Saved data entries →
=======
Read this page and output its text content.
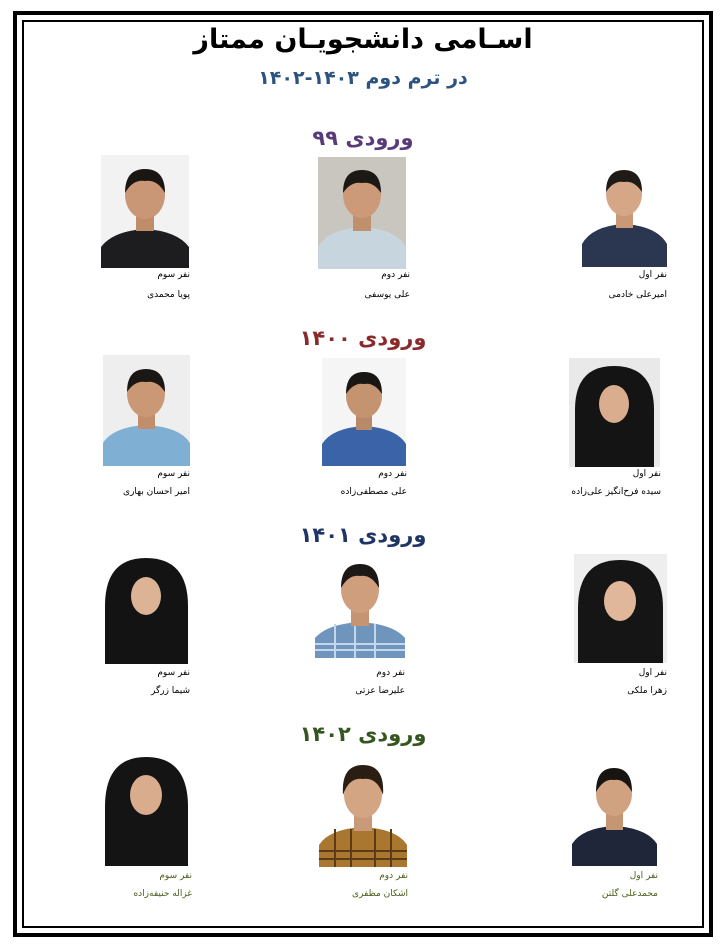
اسـامی دانشجویـان ممتاز
در ترم دوم ۱۴۰۳-۱۴۰۲
ورودی ۹۹
نفر اول
امیرعلی خادمی
نفر دوم
علی یوسفی
نفر سوم
پویا محمدی
ورودی ۱۴۰۰
نفر اول
سیده فرح‌انگیز علی‌زاده
نفر دوم
علی مصطفی‌زاده
نفر سوم
امیر احسان بهاری
ورودی ۱۴۰۱
نفر اول
زهرا ملکی
نفر دوم
علیرضا عزتی
نفر سوم
شیما زرگر
ورودی ۱۴۰۲
نفر اول
محمدعلی گلتن
نفر دوم
اشکان مظفری
نفر سوم
غزاله حنیفه‌زاده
=======
Repeat the records above exactly, leaving out the pictures.

RESULT OF THE EXERCISE →
Read this page and output its text content.
اسـامی دانشجویـان ممتاز
در ترم دوم ۱۴۰۳-۱۴۰۲
ورودی ۹۹
نفر اول
امیرعلی خادمی
نفر دوم
علی یوسفی
نفر سوم
پویا محمدی
ورودی ۱۴۰۰
نفر اول
سیده فرح‌انگیز علی‌زاده
نفر دوم
علی مصطفی‌زاده
نفر سوم
امیر احسان بهاری
ورودی ۱۴۰۱
نفر اول
زهرا ملکی
نفر دوم
علیرضا عزتی
نفر سوم
شیما زرگر
ورودی ۱۴۰۲
نفر اول
محمدعلی گلتن
نفر دوم
اشکان مظفری
نفر سوم
غزاله حنیفه‌زاده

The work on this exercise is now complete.